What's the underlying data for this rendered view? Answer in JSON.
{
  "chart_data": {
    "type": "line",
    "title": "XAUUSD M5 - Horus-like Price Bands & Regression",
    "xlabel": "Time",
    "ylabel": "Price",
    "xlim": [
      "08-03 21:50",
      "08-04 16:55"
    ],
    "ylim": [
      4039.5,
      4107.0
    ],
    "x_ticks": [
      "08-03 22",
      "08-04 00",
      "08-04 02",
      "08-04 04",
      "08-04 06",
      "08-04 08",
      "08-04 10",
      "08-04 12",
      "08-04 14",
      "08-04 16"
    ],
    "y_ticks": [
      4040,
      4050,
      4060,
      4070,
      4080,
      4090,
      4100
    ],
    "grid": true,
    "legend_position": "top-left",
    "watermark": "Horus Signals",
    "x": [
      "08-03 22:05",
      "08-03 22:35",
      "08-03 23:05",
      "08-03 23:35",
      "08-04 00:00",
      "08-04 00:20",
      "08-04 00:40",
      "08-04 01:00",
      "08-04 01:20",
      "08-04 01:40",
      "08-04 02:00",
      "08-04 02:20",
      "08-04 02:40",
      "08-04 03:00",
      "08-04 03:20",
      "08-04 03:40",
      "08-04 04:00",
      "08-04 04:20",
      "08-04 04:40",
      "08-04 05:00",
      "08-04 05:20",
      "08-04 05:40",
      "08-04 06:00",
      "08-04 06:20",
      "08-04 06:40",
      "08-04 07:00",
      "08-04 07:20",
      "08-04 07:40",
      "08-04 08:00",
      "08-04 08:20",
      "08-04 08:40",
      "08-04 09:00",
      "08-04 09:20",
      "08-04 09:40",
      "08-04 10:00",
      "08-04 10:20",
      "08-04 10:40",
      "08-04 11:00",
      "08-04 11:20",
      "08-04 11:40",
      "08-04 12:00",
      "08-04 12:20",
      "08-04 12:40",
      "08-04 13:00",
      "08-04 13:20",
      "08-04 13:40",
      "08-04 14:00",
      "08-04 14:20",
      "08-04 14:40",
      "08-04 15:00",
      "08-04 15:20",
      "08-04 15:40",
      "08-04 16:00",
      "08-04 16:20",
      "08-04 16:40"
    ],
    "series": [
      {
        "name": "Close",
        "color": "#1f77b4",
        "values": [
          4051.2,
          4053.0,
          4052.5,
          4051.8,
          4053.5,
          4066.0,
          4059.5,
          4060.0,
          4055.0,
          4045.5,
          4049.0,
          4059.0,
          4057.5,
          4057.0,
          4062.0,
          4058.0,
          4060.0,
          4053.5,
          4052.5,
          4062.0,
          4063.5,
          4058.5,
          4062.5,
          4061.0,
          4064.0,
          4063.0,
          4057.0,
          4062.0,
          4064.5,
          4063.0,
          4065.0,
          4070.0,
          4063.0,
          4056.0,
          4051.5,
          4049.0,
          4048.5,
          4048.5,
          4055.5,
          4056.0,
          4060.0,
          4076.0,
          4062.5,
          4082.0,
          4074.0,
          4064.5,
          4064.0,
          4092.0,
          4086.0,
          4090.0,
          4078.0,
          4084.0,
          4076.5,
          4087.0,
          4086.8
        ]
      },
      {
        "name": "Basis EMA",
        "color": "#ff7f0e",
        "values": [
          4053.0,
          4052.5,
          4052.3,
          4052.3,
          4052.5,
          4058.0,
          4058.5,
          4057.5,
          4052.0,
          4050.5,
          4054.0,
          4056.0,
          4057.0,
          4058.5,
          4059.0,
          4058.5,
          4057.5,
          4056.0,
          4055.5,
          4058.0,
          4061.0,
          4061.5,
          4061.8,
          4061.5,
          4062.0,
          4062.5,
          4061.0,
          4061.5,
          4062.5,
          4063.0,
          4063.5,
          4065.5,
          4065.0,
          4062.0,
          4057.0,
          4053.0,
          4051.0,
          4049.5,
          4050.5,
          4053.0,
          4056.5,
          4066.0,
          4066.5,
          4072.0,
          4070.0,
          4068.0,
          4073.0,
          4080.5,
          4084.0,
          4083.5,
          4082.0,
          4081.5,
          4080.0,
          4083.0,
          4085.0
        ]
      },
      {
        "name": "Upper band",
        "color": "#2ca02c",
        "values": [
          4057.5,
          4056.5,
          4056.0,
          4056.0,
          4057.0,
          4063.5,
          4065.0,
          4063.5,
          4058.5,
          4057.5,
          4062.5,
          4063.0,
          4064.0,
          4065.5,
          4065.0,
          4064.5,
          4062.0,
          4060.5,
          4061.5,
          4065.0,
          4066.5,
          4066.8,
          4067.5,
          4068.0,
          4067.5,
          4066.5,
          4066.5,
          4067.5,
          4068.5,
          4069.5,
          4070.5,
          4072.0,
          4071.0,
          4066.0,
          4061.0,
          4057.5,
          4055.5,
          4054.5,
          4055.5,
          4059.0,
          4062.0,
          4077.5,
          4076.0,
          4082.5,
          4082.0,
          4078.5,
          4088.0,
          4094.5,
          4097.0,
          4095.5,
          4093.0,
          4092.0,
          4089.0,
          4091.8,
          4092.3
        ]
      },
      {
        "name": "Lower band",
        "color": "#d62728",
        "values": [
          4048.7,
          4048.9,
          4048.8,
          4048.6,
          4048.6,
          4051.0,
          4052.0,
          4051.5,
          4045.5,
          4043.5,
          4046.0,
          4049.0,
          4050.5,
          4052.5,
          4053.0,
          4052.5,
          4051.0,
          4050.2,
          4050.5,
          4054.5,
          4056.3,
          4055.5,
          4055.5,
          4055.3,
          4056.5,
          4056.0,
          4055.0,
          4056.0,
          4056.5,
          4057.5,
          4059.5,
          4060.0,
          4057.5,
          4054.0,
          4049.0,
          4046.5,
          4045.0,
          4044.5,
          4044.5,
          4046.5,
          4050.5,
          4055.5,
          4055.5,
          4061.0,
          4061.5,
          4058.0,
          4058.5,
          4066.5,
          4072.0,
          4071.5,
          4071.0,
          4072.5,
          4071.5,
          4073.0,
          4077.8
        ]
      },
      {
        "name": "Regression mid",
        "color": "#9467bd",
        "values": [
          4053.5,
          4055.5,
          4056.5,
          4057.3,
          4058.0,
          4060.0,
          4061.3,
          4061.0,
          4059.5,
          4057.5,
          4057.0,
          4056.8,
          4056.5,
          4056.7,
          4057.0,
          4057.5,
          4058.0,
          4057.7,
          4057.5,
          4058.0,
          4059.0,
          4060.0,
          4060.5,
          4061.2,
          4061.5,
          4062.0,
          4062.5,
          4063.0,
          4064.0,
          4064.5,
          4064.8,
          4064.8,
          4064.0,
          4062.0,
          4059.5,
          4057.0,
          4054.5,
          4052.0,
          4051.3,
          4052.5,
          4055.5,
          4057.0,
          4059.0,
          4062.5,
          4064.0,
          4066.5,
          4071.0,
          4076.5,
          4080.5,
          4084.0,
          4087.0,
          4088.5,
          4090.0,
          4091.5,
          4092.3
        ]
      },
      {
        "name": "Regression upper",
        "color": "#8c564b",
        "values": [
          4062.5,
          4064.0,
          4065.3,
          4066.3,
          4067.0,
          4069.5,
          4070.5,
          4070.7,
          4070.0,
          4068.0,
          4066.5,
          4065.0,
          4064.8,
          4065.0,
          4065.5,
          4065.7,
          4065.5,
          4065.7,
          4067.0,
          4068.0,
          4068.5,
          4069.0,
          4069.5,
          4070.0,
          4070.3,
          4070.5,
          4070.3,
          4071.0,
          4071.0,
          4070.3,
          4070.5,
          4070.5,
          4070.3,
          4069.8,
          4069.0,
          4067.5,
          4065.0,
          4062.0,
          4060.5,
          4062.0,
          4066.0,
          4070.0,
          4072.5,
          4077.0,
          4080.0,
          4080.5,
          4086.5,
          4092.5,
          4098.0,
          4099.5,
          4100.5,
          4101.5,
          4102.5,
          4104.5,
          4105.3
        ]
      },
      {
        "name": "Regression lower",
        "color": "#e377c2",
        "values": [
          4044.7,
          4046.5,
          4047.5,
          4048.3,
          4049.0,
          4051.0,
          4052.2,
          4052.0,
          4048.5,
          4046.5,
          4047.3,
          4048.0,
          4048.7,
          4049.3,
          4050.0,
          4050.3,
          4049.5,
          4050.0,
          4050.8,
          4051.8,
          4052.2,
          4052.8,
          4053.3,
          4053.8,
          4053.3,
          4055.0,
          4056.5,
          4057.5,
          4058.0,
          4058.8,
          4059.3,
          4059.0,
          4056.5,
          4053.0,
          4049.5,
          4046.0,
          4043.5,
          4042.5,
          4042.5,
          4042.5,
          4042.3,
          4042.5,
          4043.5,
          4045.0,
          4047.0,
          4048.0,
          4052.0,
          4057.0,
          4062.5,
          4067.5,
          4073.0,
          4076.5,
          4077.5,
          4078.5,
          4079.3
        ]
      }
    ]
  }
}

Given request:
Filter the entries down to the lines with the word "Regression" in them.

Answer to the problem:
    "title": "XAUUSD M5 - Horus-like Price Bands & Regression",
        "name": "Regression mid",
        "name": "Regression upper",
        "name": "Regression lower",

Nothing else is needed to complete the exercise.